Stored data entries =
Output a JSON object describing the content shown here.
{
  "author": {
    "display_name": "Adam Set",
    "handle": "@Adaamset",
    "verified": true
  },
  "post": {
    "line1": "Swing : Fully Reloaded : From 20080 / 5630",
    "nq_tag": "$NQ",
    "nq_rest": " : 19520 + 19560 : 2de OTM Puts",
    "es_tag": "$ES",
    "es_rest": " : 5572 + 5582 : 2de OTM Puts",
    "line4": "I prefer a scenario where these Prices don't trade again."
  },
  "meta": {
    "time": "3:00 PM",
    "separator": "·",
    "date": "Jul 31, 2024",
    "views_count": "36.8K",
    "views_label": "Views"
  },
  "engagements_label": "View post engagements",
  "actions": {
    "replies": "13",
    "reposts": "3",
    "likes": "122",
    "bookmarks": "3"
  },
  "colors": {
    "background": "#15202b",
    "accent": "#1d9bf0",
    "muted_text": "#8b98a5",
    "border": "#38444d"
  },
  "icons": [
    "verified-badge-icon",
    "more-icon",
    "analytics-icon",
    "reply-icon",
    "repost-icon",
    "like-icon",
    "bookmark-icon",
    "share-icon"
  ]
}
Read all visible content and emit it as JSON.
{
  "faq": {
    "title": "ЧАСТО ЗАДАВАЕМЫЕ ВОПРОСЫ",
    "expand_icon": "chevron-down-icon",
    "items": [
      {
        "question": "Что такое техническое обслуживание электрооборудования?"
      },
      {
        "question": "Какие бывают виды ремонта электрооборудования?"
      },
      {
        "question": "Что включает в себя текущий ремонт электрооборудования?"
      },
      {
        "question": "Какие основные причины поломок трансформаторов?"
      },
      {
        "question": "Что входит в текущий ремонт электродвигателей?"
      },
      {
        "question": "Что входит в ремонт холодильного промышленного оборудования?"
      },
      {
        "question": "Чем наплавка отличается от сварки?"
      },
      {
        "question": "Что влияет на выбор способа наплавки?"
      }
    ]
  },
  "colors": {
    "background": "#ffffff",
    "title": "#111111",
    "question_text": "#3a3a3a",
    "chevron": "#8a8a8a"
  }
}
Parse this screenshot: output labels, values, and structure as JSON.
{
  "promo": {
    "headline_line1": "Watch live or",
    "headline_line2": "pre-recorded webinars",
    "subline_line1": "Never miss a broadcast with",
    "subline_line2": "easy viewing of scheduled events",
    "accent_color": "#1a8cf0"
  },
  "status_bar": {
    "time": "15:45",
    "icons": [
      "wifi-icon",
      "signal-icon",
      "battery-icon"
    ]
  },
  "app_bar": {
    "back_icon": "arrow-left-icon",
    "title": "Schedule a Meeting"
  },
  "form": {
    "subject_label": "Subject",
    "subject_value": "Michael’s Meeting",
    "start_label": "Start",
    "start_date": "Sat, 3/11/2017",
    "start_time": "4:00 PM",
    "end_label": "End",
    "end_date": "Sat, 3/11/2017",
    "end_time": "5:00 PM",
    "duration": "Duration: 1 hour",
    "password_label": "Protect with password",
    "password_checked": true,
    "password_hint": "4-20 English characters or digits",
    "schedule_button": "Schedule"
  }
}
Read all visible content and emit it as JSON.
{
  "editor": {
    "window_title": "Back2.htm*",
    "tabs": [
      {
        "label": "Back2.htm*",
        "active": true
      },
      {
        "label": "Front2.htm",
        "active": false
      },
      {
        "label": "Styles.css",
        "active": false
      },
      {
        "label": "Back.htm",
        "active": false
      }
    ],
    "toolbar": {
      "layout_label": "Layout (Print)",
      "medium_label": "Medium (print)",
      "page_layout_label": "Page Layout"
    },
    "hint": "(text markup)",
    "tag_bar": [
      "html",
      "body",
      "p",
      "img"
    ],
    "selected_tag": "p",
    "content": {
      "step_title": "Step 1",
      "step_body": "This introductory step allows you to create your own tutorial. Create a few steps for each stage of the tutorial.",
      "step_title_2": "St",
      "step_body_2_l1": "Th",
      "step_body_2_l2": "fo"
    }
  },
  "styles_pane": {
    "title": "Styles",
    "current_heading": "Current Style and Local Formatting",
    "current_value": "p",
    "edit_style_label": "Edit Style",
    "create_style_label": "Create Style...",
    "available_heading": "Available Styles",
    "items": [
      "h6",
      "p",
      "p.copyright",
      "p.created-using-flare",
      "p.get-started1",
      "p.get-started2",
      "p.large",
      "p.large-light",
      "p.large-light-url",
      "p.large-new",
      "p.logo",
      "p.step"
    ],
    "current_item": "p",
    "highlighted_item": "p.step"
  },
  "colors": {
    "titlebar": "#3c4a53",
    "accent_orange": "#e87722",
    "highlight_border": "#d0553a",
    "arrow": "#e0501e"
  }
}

AIM OF THE TASK = Check all the records above and select each line where the string "background" is found.

FINISHED TASK =
    "background": "#15202b",
    "background": "#ffffff",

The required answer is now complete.